■ The task ■
Render every entry exactly as it appears.

■ Dataset records ■
/---

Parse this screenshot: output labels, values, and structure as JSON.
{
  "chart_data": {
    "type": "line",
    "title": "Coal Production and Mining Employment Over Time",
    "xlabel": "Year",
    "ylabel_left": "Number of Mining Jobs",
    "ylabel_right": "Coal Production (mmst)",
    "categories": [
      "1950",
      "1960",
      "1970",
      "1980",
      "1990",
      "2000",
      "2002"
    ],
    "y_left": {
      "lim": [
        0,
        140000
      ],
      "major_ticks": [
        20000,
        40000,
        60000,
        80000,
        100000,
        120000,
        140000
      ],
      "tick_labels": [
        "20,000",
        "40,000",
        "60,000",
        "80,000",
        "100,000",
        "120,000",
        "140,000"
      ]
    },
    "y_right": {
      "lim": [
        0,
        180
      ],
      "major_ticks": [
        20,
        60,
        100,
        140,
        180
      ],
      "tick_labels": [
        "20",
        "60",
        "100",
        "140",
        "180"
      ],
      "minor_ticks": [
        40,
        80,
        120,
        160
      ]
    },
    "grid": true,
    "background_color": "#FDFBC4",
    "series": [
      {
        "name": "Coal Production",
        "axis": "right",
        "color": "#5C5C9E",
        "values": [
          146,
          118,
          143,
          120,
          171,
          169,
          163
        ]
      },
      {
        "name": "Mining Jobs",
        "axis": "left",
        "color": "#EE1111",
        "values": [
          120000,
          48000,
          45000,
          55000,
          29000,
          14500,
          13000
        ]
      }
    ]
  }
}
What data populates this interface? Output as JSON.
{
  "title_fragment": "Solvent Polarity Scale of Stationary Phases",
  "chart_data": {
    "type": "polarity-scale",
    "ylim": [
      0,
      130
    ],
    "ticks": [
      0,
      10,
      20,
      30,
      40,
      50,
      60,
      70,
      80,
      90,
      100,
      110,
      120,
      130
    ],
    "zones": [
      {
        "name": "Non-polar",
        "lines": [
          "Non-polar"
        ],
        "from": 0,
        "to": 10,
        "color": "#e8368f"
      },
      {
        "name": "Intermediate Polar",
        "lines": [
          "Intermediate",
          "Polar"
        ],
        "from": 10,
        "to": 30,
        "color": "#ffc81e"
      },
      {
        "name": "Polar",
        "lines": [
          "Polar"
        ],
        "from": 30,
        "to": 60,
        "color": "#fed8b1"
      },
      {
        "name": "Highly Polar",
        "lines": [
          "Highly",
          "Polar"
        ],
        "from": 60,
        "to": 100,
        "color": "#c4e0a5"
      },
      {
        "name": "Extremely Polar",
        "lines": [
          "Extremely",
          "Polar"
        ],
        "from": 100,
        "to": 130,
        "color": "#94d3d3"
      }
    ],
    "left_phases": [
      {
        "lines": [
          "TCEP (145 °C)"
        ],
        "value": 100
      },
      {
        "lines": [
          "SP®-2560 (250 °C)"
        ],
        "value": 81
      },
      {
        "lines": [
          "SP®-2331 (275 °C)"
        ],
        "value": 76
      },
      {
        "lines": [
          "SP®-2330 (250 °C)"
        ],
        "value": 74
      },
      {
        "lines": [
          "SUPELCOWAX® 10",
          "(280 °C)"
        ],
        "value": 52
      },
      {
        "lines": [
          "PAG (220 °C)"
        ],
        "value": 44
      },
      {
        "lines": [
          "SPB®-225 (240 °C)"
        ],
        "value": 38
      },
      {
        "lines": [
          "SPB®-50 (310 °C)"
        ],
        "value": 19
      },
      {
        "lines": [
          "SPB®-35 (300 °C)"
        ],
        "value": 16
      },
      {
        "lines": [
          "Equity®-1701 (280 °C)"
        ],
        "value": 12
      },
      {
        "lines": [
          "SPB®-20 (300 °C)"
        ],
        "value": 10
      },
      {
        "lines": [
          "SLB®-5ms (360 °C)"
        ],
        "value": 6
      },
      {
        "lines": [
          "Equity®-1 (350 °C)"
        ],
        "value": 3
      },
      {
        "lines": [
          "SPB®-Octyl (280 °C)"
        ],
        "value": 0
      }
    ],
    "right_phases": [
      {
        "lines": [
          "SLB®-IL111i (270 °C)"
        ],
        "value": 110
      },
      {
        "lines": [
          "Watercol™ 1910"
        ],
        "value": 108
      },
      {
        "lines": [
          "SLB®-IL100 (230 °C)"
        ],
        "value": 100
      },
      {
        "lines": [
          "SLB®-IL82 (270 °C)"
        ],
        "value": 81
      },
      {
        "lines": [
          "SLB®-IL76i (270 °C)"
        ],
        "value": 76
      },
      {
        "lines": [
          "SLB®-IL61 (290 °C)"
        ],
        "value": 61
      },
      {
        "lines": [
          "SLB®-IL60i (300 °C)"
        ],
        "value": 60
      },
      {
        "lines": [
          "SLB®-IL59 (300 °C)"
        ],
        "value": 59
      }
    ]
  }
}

\---

■ Answer to the exercise ■
Parse this screenshot: output labels, values, and structure as JSON.
{
  "chart_data": {
    "type": "line",
    "title": "Coal Production and Mining Employment Over Time",
    "xlabel": "Year",
    "ylabel_left": "Number of Mining Jobs",
    "ylabel_right": "Coal Production (mmst)",
    "categories": [
      "1950",
      "1960",
      "1970",
      "1980",
      "1990",
      "2000",
      "2002"
    ],
    "y_left": {
      "lim": [
        0,
        140000
      ],
      "major_ticks": [
        20000,
        40000,
        60000,
        80000,
        100000,
        120000,
        140000
      ],
      "tick_labels": [
        "20,000",
        "40,000",
        "60,000",
        "80,000",
        "100,000",
        "120,000",
        "140,000"
      ]
    },
    "y_right": {
      "lim": [
        0,
        180
      ],
      "major_ticks": [
        20,
        60,
        100,
        140,
        180
      ],
      "tick_labels": [
        "20",
        "60",
        "100",
        "140",
        "180"
      ],
      "minor_ticks": [
        40,
        80,
        120,
        160
      ]
    },
    "grid": true,
    "background_color": "#FDFBC4",
    "series": [
      {
        "name": "Coal Production",
        "axis": "right",
        "color": "#5C5C9E",
        "values": [
          146,
          118,
          143,
          120,
          171,
          169,
          163
        ]
      },
      {
        "name": "Mining Jobs",
        "axis": "left",
        "color": "#EE1111",
        "values": [
          120000,
          48000,
          45000,
          55000,
          29000,
          14500,
          13000
        ]
      }
    ]
  }
}
What data populates this interface? Output as JSON.
{
  "title_fragment": "Solvent Polarity Scale of Stationary Phases",
  "chart_data": {
    "type": "polarity-scale",
    "ylim": [
      0,
      130
    ],
    "ticks": [
      0,
      10,
      20,
      30,
      40,
      50,
      60,
      70,
      80,
      90,
      100,
      110,
      120,
      130
    ],
    "zones": [
      {
        "name": "Non-polar",
        "lines": [
          "Non-polar"
        ],
        "from": 0,
        "to": 10,
        "color": "#e8368f"
      },
      {
        "name": "Intermediate Polar",
        "lines": [
          "Intermediate",
          "Polar"
        ],
        "from": 10,
        "to": 30,
        "color": "#ffc81e"
      },
      {
        "name": "Polar",
        "lines": [
          "Polar"
        ],
        "from": 30,
        "to": 60,
        "color": "#fed8b1"
      },
      {
        "name": "Highly Polar",
        "lines": [
          "Highly",
          "Polar"
        ],
        "from": 60,
        "to": 100,
        "color": "#c4e0a5"
      },
      {
        "name": "Extremely Polar",
        "lines": [
          "Extremely",
          "Polar"
        ],
        "from": 100,
        "to": 130,
        "color": "#94d3d3"
      }
    ],
    "left_phases": [
      {
        "lines": [
          "TCEP (145 °C)"
        ],
        "value": 100
      },
      {
        "lines": [
          "SP®-2560 (250 °C)"
        ],
        "value": 81
      },
      {
        "lines": [
          "SP®-2331 (275 °C)"
        ],
        "value": 76
      },
      {
        "lines": [
          "SP®-2330 (250 °C)"
        ],
        "value": 74
      },
      {
        "lines": [
          "SUPELCOWAX® 10",
          "(280 °C)"
        ],
        "value": 52
      },
      {
        "lines": [
          "PAG (220 °C)"
        ],
        "value": 44
      },
      {
        "lines": [
          "SPB®-225 (240 °C)"
        ],
        "value": 38
      },
      {
        "lines": [
          "SPB®-50 (310 °C)"
        ],
        "value": 19
      },
      {
        "lines": [
          "SPB®-35 (300 °C)"
        ],
        "value": 16
      },
      {
        "lines": [
          "Equity®-1701 (280 °C)"
        ],
        "value": 12
      },
      {
        "lines": [
          "SPB®-20 (300 °C)"
        ],
        "value": 10
      },
      {
        "lines": [
          "SLB®-5ms (360 °C)"
        ],
        "value": 6
      },
      {
        "lines": [
          "Equity®-1 (350 °C)"
        ],
        "value": 3
      },
      {
        "lines": [
          "SPB®-Octyl (280 °C)"
        ],
        "value": 0
      }
    ],
    "right_phases": [
      {
        "lines": [
          "SLB®-IL111i (270 °C)"
        ],
        "value": 110
      },
      {
        "lines": [
          "Watercol™ 1910"
        ],
        "value": 108
      },
      {
        "lines": [
          "SLB®-IL100 (230 °C)"
        ],
        "value": 100
      },
      {
        "lines": [
          "SLB®-IL82 (270 °C)"
        ],
        "value": 81
      },
      {
        "lines": [
          "SLB®-IL76i (270 °C)"
        ],
        "value": 76
      },
      {
        "lines": [
          "SLB®-IL61 (290 °C)"
        ],
        "value": 61
      },
      {
        "lines": [
          "SLB®-IL60i (300 °C)"
        ],
        "value": 60
      },
      {
        "lines": [
          "SLB®-IL59 (300 °C)"
        ],
        "value": 59
      }
    ]
  }
}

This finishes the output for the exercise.